TASK STATEMENT: Quote every line below exactly as it reads.

——————

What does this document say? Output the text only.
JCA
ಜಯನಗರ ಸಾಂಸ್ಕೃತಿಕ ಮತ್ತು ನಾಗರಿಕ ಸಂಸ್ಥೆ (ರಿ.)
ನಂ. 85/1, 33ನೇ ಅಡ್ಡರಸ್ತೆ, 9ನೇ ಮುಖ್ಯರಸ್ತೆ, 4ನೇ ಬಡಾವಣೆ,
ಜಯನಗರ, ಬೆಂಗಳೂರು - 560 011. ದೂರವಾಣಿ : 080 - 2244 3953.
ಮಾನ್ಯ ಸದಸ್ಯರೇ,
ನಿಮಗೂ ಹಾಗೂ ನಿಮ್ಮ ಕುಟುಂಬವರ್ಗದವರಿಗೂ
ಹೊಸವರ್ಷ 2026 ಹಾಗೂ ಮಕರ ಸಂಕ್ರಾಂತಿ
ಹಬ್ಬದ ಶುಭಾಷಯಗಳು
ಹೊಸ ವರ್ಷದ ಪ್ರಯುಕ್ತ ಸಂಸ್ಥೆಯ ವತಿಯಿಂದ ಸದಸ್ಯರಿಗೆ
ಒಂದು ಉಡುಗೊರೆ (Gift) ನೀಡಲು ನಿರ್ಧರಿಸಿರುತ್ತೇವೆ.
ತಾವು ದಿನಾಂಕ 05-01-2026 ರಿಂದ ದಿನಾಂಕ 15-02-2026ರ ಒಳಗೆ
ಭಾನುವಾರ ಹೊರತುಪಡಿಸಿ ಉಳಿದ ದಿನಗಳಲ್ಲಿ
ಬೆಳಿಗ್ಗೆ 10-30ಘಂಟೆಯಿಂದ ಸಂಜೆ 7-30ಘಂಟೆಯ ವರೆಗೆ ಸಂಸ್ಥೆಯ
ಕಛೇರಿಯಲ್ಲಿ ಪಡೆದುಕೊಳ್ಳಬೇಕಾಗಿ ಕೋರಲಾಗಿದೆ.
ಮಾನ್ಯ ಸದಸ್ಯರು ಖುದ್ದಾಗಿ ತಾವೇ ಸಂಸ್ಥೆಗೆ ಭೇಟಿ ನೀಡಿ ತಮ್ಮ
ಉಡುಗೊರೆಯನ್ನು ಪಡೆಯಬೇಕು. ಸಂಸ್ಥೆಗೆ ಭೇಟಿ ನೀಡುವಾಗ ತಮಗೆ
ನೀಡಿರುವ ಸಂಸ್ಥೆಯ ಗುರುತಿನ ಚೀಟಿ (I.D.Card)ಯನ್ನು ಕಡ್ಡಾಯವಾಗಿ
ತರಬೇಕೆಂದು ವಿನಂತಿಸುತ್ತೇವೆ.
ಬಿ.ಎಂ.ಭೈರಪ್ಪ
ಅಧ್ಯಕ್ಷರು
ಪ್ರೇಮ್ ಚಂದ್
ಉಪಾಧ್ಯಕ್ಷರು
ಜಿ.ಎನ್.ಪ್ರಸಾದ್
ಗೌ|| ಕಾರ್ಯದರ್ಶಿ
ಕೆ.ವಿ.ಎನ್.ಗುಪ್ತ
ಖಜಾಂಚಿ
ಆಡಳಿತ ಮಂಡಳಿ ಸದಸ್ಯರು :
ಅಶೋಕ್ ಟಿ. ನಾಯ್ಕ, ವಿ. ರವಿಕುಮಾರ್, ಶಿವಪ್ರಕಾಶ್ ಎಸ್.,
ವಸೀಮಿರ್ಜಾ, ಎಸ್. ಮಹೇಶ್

——————

RESULT:
What does this document say? Output the text only.
JCA
ಜಯನಗರ ಸಾಂಸ್ಕೃತಿಕ ಮತ್ತು ನಾಗರಿಕ ಸಂಸ್ಥೆ (ರಿ.)
ನಂ. 85/1, 33ನೇ ಅಡ್ಡರಸ್ತೆ, 9ನೇ ಮುಖ್ಯರಸ್ತೆ, 4ನೇ ಬಡಾವಣೆ,
ಜಯನಗರ, ಬೆಂಗಳೂರು - 560 011. ದೂರವಾಣಿ : 080 - 2244 3953.
ಮಾನ್ಯ ಸದಸ್ಯರೇ,
ನಿಮಗೂ ಹಾಗೂ ನಿಮ್ಮ ಕುಟುಂಬವರ್ಗದವರಿಗೂ
ಹೊಸವರ್ಷ 2026 ಹಾಗೂ ಮಕರ ಸಂಕ್ರಾಂತಿ
ಹಬ್ಬದ ಶುಭಾಷಯಗಳು
ಹೊಸ ವರ್ಷದ ಪ್ರಯುಕ್ತ ಸಂಸ್ಥೆಯ ವತಿಯಿಂದ ಸದಸ್ಯರಿಗೆ
ಒಂದು ಉಡುಗೊರೆ (Gift) ನೀಡಲು ನಿರ್ಧರಿಸಿರುತ್ತೇವೆ.
ತಾವು ದಿನಾಂಕ 05-01-2026 ರಿಂದ ದಿನಾಂಕ 15-02-2026ರ ಒಳಗೆ
ಭಾನುವಾರ ಹೊರತುಪಡಿಸಿ ಉಳಿದ ದಿನಗಳಲ್ಲಿ
ಬೆಳಿಗ್ಗೆ 10-30ಘಂಟೆಯಿಂದ ಸಂಜೆ 7-30ಘಂಟೆಯ ವರೆಗೆ ಸಂಸ್ಥೆಯ
ಕಛೇರಿಯಲ್ಲಿ ಪಡೆದುಕೊಳ್ಳಬೇಕಾಗಿ ಕೋರಲಾಗಿದೆ.
ಮಾನ್ಯ ಸದಸ್ಯರು ಖುದ್ದಾಗಿ ತಾವೇ ಸಂಸ್ಥೆಗೆ ಭೇಟಿ ನೀಡಿ ತಮ್ಮ
ಉಡುಗೊರೆಯನ್ನು ಪಡೆಯಬೇಕು. ಸಂಸ್ಥೆಗೆ ಭೇಟಿ ನೀಡುವಾಗ ತಮಗೆ
ನೀಡಿರುವ ಸಂಸ್ಥೆಯ ಗುರುತಿನ ಚೀಟಿ (I.D.Card)ಯನ್ನು ಕಡ್ಡಾಯವಾಗಿ
ತರಬೇಕೆಂದು ವಿನಂತಿಸುತ್ತೇವೆ.
ಬಿ.ಎಂ.ಭೈರಪ್ಪ
ಅಧ್ಯಕ್ಷರು
ಪ್ರೇಮ್ ಚಂದ್
ಉಪಾಧ್ಯಕ್ಷರು
ಜಿ.ಎನ್.ಪ್ರಸಾದ್
ಗೌ|| ಕಾರ್ಯದರ್ಶಿ
ಕೆ.ವಿ.ಎನ್.ಗುಪ್ತ
ಖಜಾಂಚಿ
ಆಡಳಿತ ಮಂಡಳಿ ಸದಸ್ಯರು :
ಅಶೋಕ್ ಟಿ. ನಾಯ್ಕ, ವಿ. ರವಿಕುಮಾರ್, ಶಿವಪ್ರಕಾಶ್ ಎಸ್.,
ವಸೀಮಿರ್ಜಾ, ಎಸ್. ಮಹೇಶ್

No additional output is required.